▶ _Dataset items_

==================================================

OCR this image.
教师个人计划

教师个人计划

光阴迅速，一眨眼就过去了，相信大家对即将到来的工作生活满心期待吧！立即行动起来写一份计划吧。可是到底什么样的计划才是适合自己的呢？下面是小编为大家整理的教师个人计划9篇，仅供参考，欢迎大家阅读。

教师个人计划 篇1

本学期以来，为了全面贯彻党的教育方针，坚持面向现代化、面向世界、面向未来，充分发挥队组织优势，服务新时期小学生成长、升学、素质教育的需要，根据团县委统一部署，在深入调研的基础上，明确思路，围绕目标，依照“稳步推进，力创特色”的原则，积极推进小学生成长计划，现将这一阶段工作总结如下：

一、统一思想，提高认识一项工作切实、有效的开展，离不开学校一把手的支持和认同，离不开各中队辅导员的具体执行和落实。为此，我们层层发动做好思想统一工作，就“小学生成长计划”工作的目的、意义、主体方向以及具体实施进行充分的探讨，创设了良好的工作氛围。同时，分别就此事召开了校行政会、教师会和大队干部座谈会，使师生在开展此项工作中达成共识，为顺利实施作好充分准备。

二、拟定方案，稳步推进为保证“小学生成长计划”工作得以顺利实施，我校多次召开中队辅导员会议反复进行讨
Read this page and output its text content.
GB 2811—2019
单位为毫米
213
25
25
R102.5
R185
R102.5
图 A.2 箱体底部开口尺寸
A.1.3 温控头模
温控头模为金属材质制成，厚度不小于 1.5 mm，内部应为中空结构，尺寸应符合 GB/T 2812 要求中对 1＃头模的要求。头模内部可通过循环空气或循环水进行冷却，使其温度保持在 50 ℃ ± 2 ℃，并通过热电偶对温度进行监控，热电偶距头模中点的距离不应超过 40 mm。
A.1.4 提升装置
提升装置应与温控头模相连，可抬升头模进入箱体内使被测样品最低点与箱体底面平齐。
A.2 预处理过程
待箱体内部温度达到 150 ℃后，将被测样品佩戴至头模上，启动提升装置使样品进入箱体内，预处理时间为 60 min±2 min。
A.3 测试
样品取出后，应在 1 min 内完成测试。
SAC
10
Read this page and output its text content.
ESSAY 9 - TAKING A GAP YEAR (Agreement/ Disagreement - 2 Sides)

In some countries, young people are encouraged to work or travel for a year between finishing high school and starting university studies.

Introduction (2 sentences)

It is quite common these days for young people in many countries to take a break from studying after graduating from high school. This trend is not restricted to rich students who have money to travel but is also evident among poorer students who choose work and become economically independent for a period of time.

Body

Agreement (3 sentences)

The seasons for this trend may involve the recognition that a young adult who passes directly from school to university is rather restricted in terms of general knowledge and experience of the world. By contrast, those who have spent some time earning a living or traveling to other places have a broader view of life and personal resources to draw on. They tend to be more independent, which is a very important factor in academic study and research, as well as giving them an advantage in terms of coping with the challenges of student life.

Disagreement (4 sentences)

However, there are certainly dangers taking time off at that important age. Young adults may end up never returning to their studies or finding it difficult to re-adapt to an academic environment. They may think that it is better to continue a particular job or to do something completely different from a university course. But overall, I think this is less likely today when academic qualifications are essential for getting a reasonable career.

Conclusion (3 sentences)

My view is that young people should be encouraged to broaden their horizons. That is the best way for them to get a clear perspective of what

==================================================

▶ _WRITTEN TASK_
Repeat each of the entries above precisely as given.

▶ _CORRECT ANSWER_
OCR this image.
教师个人计划

教师个人计划

光阴迅速，一眨眼就过去了，相信大家对即将到来的工作生活满心期待吧！立即行动起来写一份计划吧。可是到底什么样的计划才是适合自己的呢？下面是小编为大家整理的教师个人计划9篇，仅供参考，欢迎大家阅读。

教师个人计划 篇1

本学期以来，为了全面贯彻党的教育方针，坚持面向现代化、面向世界、面向未来，充分发挥队组织优势，服务新时期小学生成长、升学、素质教育的需要，根据团县委统一部署，在深入调研的基础上，明确思路，围绕目标，依照“稳步推进，力创特色”的原则，积极推进小学生成长计划，现将这一阶段工作总结如下：

一、统一思想，提高认识一项工作切实、有效的开展，离不开学校一把手的支持和认同，离不开各中队辅导员的具体执行和落实。为此，我们层层发动做好思想统一工作，就“小学生成长计划”工作的目的、意义、主体方向以及具体实施进行充分的探讨，创设了良好的工作氛围。同时，分别就此事召开了校行政会、教师会和大队干部座谈会，使师生在开展此项工作中达成共识，为顺利实施作好充分准备。

二、拟定方案，稳步推进为保证“小学生成长计划”工作得以顺利实施，我校多次召开中队辅导员会议反复进行讨
Read this page and output its text content.
GB 2811—2019
单位为毫米
213
25
25
R102.5
R185
R102.5
图 A.2 箱体底部开口尺寸
A.1.3 温控头模
温控头模为金属材质制成，厚度不小于 1.5 mm，内部应为中空结构，尺寸应符合 GB/T 2812 要求中对 1＃头模的要求。头模内部可通过循环空气或循环水进行冷却，使其温度保持在 50 ℃ ± 2 ℃，并通过热电偶对温度进行监控，热电偶距头模中点的距离不应超过 40 mm。
A.1.4 提升装置
提升装置应与温控头模相连，可抬升头模进入箱体内使被测样品最低点与箱体底面平齐。
A.2 预处理过程
待箱体内部温度达到 150 ℃后，将被测样品佩戴至头模上，启动提升装置使样品进入箱体内，预处理时间为 60 min±2 min。
A.3 测试
样品取出后，应在 1 min 内完成测试。
SAC
10
Read this page and output its text content.
ESSAY 9 - TAKING A GAP YEAR (Agreement/ Disagreement - 2 Sides)

In some countries, young people are encouraged to work or travel for a year between finishing high school and starting university studies.

Introduction (2 sentences)

It is quite common these days for young people in many countries to take a break from studying after graduating from high school. This trend is not restricted to rich students who have money to travel but is also evident among poorer students who choose work and become economically independent for a period of time.

Body

Agreement (3 sentences)

The seasons for this trend may involve the recognition that a young adult who passes directly from school to university is rather restricted in terms of general knowledge and experience of the world. By contrast, those who have spent some time earning a living or traveling to other places have a broader view of life and personal resources to draw on. They tend to be more independent, which is a very important factor in academic study and research, as well as giving them an advantage in terms of coping with the challenges of student life.

Disagreement (4 sentences)

However, there are certainly dangers taking time off at that important age. Young adults may end up never returning to their studies or finding it difficult to re-adapt to an academic environment. They may think that it is better to continue a particular job or to do something completely different from a university course. But overall, I think this is less likely today when academic qualifications are essential for getting a reasonable career.

Conclusion (3 sentences)

My view is that young people should be encouraged to broaden their horizons. That is the best way for them to get a clear perspective of what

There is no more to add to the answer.